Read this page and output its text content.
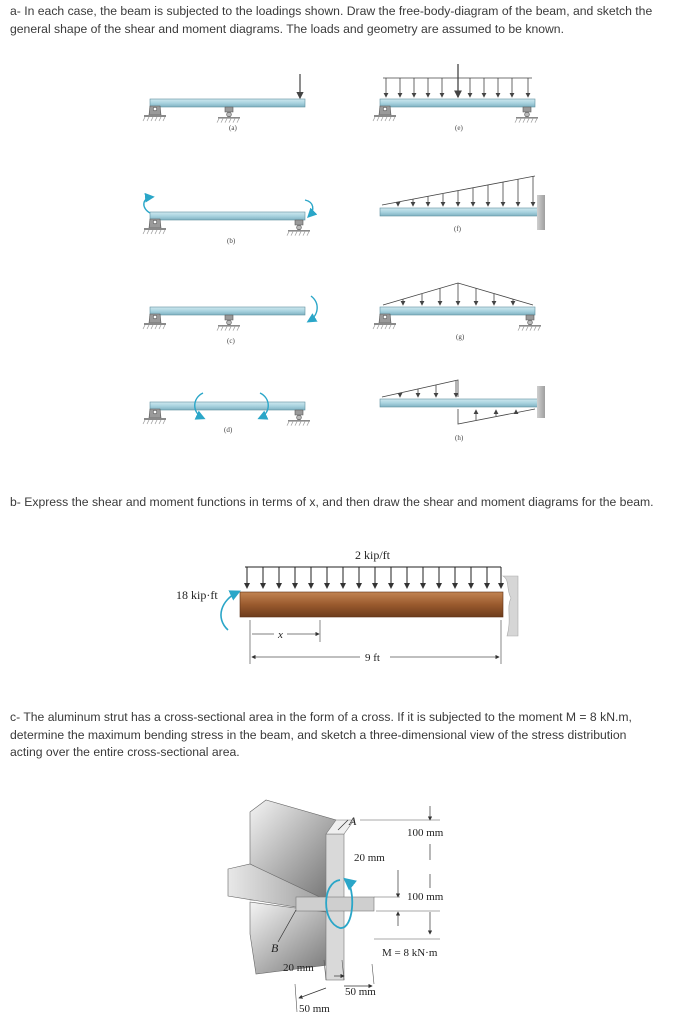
a- In each case, the beam is subjected to the loadings shown. Draw the free-body-diagram of the beam, and sketch the
general shape of the shear and moment diagrams. The loads and geometry are assumed to be known.
(a)	(e)
(b)
(f)
(c)	(g)
(d)
(h)
b- Express the shear and moment functions in terms of x, and then draw the shear and moment diagrams for the beam.
2 kip/ft
18 kip·ft
x
9 ft
c- The aluminum strut has a cross-sectional area in the form of a cross. If it is subjected to the moment M = 8 kN.m,
determine the maximum bending stress in the beam, and sketch a three-dimensional view of the stress distribution
acting over the entire cross-sectional area.
A
B
100 mm
20 mm
100 mm
M = 8 kN·m
20 mm
50 mm
50 mm
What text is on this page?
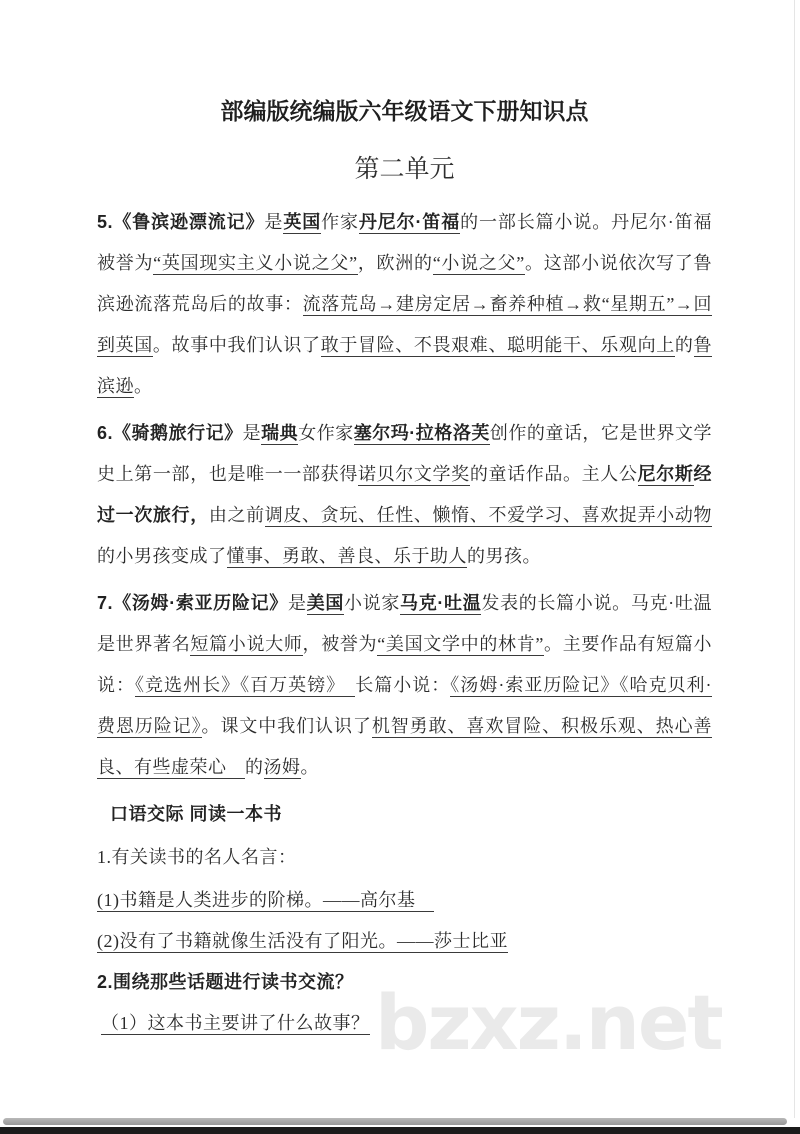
部编版统编版六年级语文下册知识点
第二单元

5.《鲁滨逊漂流记》是英国作家丹尼尔·笛福的一部长篇小说。丹尼尔·笛福被誉为“英国现实主义小说之父”，欧洲的“小说之父”。这部小说依次写了鲁滨逊流落荒岛后的故事：流落荒岛→建房定居→畜养种植→救“星期五”→回到英国。故事中我们认识了敢于冒险、不畏艰难、聪明能干、乐观向上的鲁滨逊。

6.《骑鹅旅行记》是瑞典女作家塞尔玛·拉格洛芙创作的童话，它是世界文学史上第一部，也是唯一一部获得诺贝尔文学奖的童话作品。主人公尼尔斯经过一次旅行，由之前调皮、贪玩、任性、懒惰、不爱学习、喜欢捉弄小动物的小男孩变成了懂事、勇敢、善良、乐于助人的男孩。

7.《汤姆·索亚历险记》是美国小说家马克·吐温发表的长篇小说。马克·吐温是世界著名短篇小说大师，被誉为“美国文学中的林肯”。主要作品有短篇小说：《竞选州长》《百万英镑》　长篇小说：《汤姆·索亚历险记》《哈克贝利·费恩历险记》。课文中我们认识了机智勇敢、喜欢冒险、积极乐观、热心善良、有些虚荣心　的汤姆。

口语交际 同读一本书

1.有关读书的名人名言：

(1)书籍是人类进步的阶梯。——高尔基　

(2)没有了书籍就像生活没有了阳光。——莎士比亚

2.围绕那些话题进行读书交流？

（1）这本书主要讲了什么故事？ bzxz.net
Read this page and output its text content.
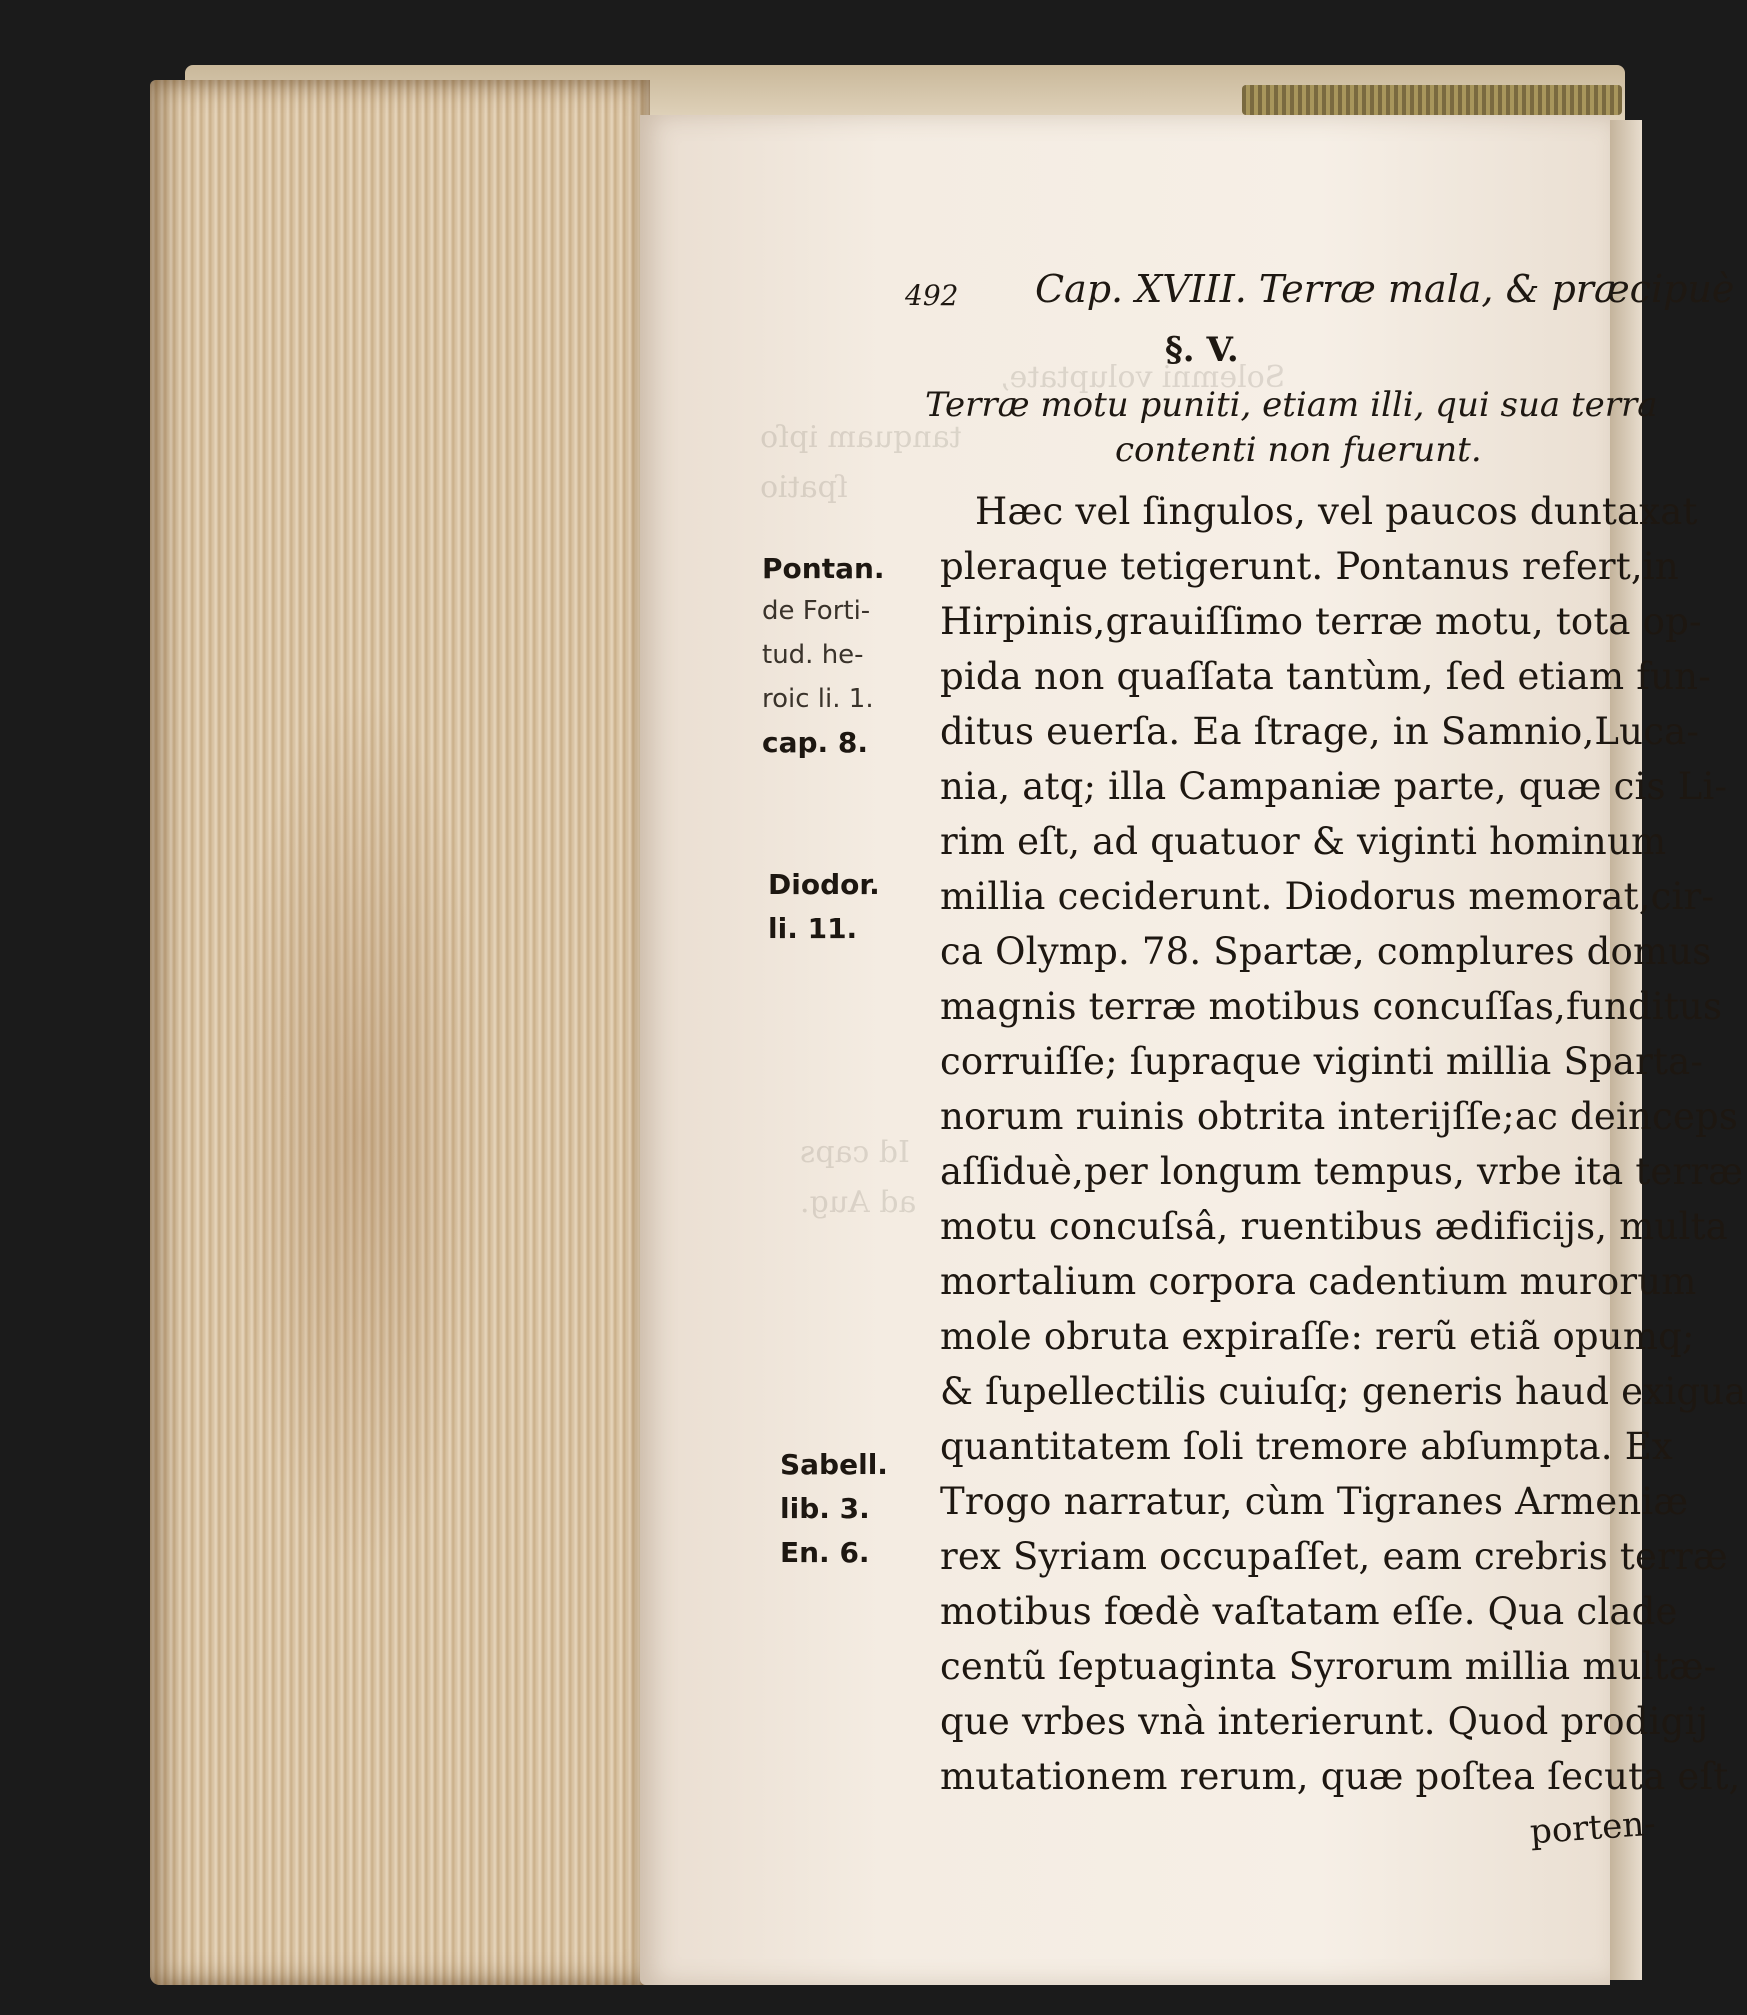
Solemni voluptate,
tanquam ipſo
ſpatio
Id caps
ad Aug.
492 Cap. XVIII. Terræ mala, & præcipuè
§. V.
Terræ motu puniti, etiam illi, qui sua terra
contenti non fuerunt.
Hæc vel ſingulos, vel paucos duntaxat
pleraque tetigerunt. Pontanus refert,in
Hirpinis,grauiſſimo terræ motu, tota op-
pida non quaſſata tantùm, ſed etiam fun-
ditus euerſa. Ea ſtrage, in Samnio,Luca-
nia, atq; illa Campaniæ parte, quæ cis Li-
rim eſt, ad quatuor & viginti hominum
millia ceciderunt. Diodorus memorat,cir-
ca Olymp. 78. Spartæ, complures domus
magnis terræ motibus concuſſas,funditus
corruiſſe; ſupraque viginti millia Sparta-
norum ruinis obtrita interijſſe;ac deinceps
aſſiduè,per longum tempus, vrbe ita terræ
motu concuſsâ, ruentibus ædificijs, multa
mortalium corpora cadentium murorum
mole obruta expiraſſe: rerũ etiã opumq;
& ſupellectilis cuiuſq; generis haud exigua
quantitatem ſoli tremore abſumpta. Ex
Trogo narratur, cùm Tigranes Armeniæ
rex Syriam occupaſſet, eam crebris terræ
motibus fœdè vaſtatam eſſe. Qua clade
centũ ſeptuaginta Syrorum millia multæ-
que vrbes vnà interierunt. Quod prodigij
mutationem rerum, quæ poſtea ſecuta eſt,
porten-
Pontan.
de Forti-
tud. he-
roic li. 1.
cap. 8.
Diodor.
li. 11.
Sabell.
lib. 3.
En. 6.
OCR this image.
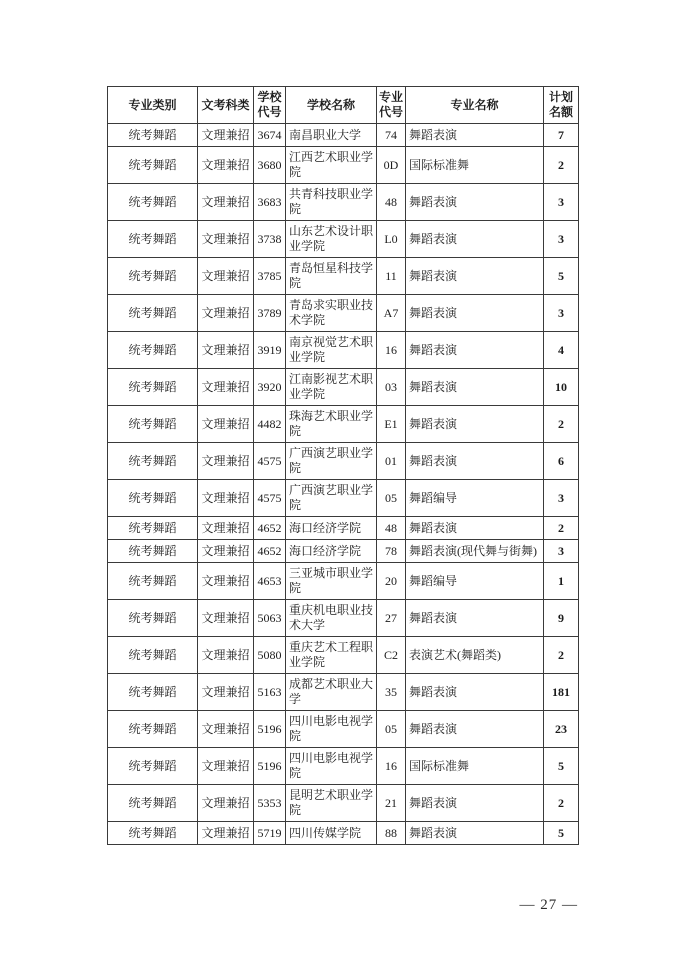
专业类别	文考科类	学校代号	学校名称	专业代号	专业名称	计划名额
统考舞蹈	文理兼招	3674	南昌职业大学	74	舞蹈表演	7
统考舞蹈	文理兼招	3680	江西艺术职业学院	0D	国际标准舞	2
统考舞蹈	文理兼招	3683	共青科技职业学院	48	舞蹈表演	3
统考舞蹈	文理兼招	3738	山东艺术设计职业学院	L0	舞蹈表演	3
统考舞蹈	文理兼招	3785	青岛恒星科技学院	11	舞蹈表演	5
统考舞蹈	文理兼招	3789	青岛求实职业技术学院	A7	舞蹈表演	3
统考舞蹈	文理兼招	3919	南京视觉艺术职业学院	16	舞蹈表演	4
统考舞蹈	文理兼招	3920	江南影视艺术职业学院	03	舞蹈表演	10
统考舞蹈	文理兼招	4482	珠海艺术职业学院	E1	舞蹈表演	2
统考舞蹈	文理兼招	4575	广西演艺职业学院	01	舞蹈表演	6
统考舞蹈	文理兼招	4575	广西演艺职业学院	05	舞蹈编导	3
统考舞蹈	文理兼招	4652	海口经济学院	48	舞蹈表演	2
统考舞蹈	文理兼招	4652	海口经济学院	78	舞蹈表演(现代舞与街舞)	3
统考舞蹈	文理兼招	4653	三亚城市职业学院	20	舞蹈编导	1
统考舞蹈	文理兼招	5063	重庆机电职业技术大学	27	舞蹈表演	9
统考舞蹈	文理兼招	5080	重庆艺术工程职业学院	C2	表演艺术(舞蹈类)	2
统考舞蹈	文理兼招	5163	成都艺术职业大学	35	舞蹈表演	181
统考舞蹈	文理兼招	5196	四川电影电视学院	05	舞蹈表演	23
统考舞蹈	文理兼招	5196	四川电影电视学院	16	国际标准舞	5
统考舞蹈	文理兼招	5353	昆明艺术职业学院	21	舞蹈表演	2
统考舞蹈	文理兼招	5719	四川传媒学院	88	舞蹈表演	5
— 27 —
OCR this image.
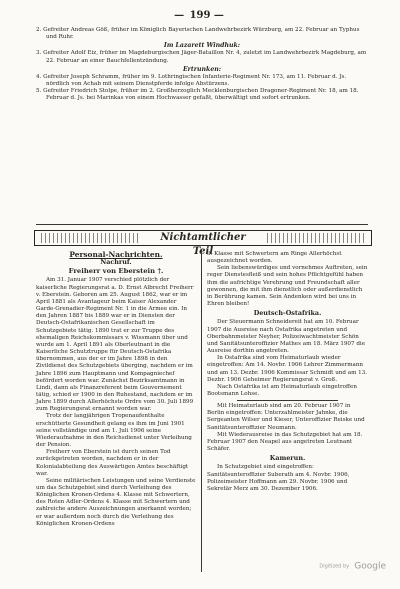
— 199 —

2. Gefreiter Andreas Göß, früher im Königlich Bayerischen Landwehrbezirk Würzburg, am 22. Februar an Typhus und Ruhr.

Im Lazarett Windhuk:

3. Gefreiter Adolf Eiz, früher im Magdeburgischen Jäger-Bataillon Nr. 4, zuletzt im Landwehrbezirk Magdeburg, am 22. Februar an einer Bauchfellentzündung.

Ertrunken:

4. Gefreiter Joseph Schramm, früher im 9. Lothringischen Infanterie-Regiment Nr. 173, am 11. Februar d. Js. nördlich von Achab mit seinem Dienstpferde infolge Abstürzens.

5. Gefreiter Friedrich Stolpe, früher im 2. Großherzoglich Mecklenburgischen Dragoner-Regiment Nr. 18, am 18. Februar d. Js. bei Marinkas von einem Hochwasser gefaßt, überwältigt und sofort ertrunken.

Nichtamtlicher Teil

Personal-Nachrichten.

Nachruf.

Freiherr von Eberstein †.

Am 31. Januar 1907 verschied plötzlich der kaiserliche Regierungsrat a. D. Ernst Albrecht Freiherr v. Eberstein. Geboren am 25. August 1862, war er im April 1881 als Avantageur beim Kaiser Alexander Garde-Grenadier-Regiment Nr. 1 in die Armee ein. In den Jahren 1887 bis 1889 war er in Diensten der Deutsch-Ostafrikanischen Gesellschaft im Schutzgebiete tätig. 1890 trat er zur Truppe des ehemaligen Reichskommissars v. Wissmann über und wurde am 1. April 1891 als Oberleutnant in die Kaiserliche Schutztruppe für Deutsch-Ostafrika übernommen, aus der er im Jahre 1898 in den Zivildienst des Schutzgebiets überging, nachdem er im Jahre 1896 zum Hauptmann und Kompagniechef befördert worden war. Zunächst Bezirksamtmann in Lindi, dann als Finanzreferent beim Gouvernement tätig, schied er 1900 in den Ruhestand, nachdem er im Jahre 1899 durch Allerhöchste Ordre vom 30. Juli 1899 zum Regierungsrat ernannt worden war.

Trotz der langjährigen Tropenaufenthalte erschütterte Gesundheit gelang es ihm im Juni 1901 seine vollständige und am 1. Juli 1906 seine Wiederaufnahme in den Reichsdienst unter Verleihung der Pension.

Freiherr von Eberstein ist durch seinen Tod zurückgetreten worden, nachdem er in der Kolonialabteilung des Auswärtigen Amtes beschäftigt war.

Seine militärischen Leistungen und seine Verdienste um das Schutzgebiet sind durch Verleihung des Königlichen Kronen-Ordens 4. Klasse mit Schwertern, des Roten Adler-Ordens 4. Klasse mit Schwertern und zahlreiche andere Auszeichnungen anerkannt worden; er war außerdem noch durch die Verleihung des Königlichen Kronen-Ordens

3. Klasse mit Schwertern am Ringe Allerhöchst ausgezeichnet worden.

Sein liebenswürdiges und vornehmes Auftreten, sein reger Dienstesfleiß und sein hohes Pflichtgefühl haben ihm die aufrichtige Verehrung und Freundschaft aller gewonnen, die mit ihm dienstlich oder außerdienstlich in Berührung kamen. Sein Andenken wird bei uns in Ehren bleiben!

Deutsch-Ostafrika.

Der Steuermann Schneidereit hat am 10. Februar 1907 die Ausreise nach Ostafrika angetreten und Oberbahnmeister Neyher, Polizeiwachtmeister Schön und Sanitätsunteroffizier Mathes am 18. März 1907 die Ausreise dorthin angetreten.

In Ostafrika sind vom Heimaturlaub wieder eingetroffen: Am 14. Novbr. 1906 Lehrer Zimmermann und am 13. Dezbr. 1906 Kommissar Schmidt und am 13. Dezbr. 1906 Geheimer Regierungsrat v. Groß.

Nach Ostafrika ist am Heimaturlaub eingetroffen Bootsmann Lohse.

Mit Heimaturlaub sind am 20. Februar 1907 in Berlin eingetroffen: Unterzahlmeister Jahnke, die Sergeanten Wilser und Kieser, Unteroffizier Reiske und Sanitätsunteroffizier Neumann.

Mit Wiederausreise in das Schutzgebiet hat am 18. Februar 1907 den Neapel aus angetreten Leutnant Schäfer.

Kamerun.

In Schutzgebiet sind eingetroffen: Sanitätsunteroffizier Suberath am 4. Novbr. 1906, Polizeimeister Hoffmann am 29. Novbr. 1906 und Sekretär Merz am 30. Dezember 1906.

Digitized by Google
━━━━━━━━━━
- EXERCISE GOAL:
From the listing above, copy every line that includes the word "cross".

- WRITTEN RESPONSE:
c- The aluminum strut has a cross-sectional area in the form of a cross. If it is subjected to the moment M = 8 kN.m,
acting over the entire cross-sectional area.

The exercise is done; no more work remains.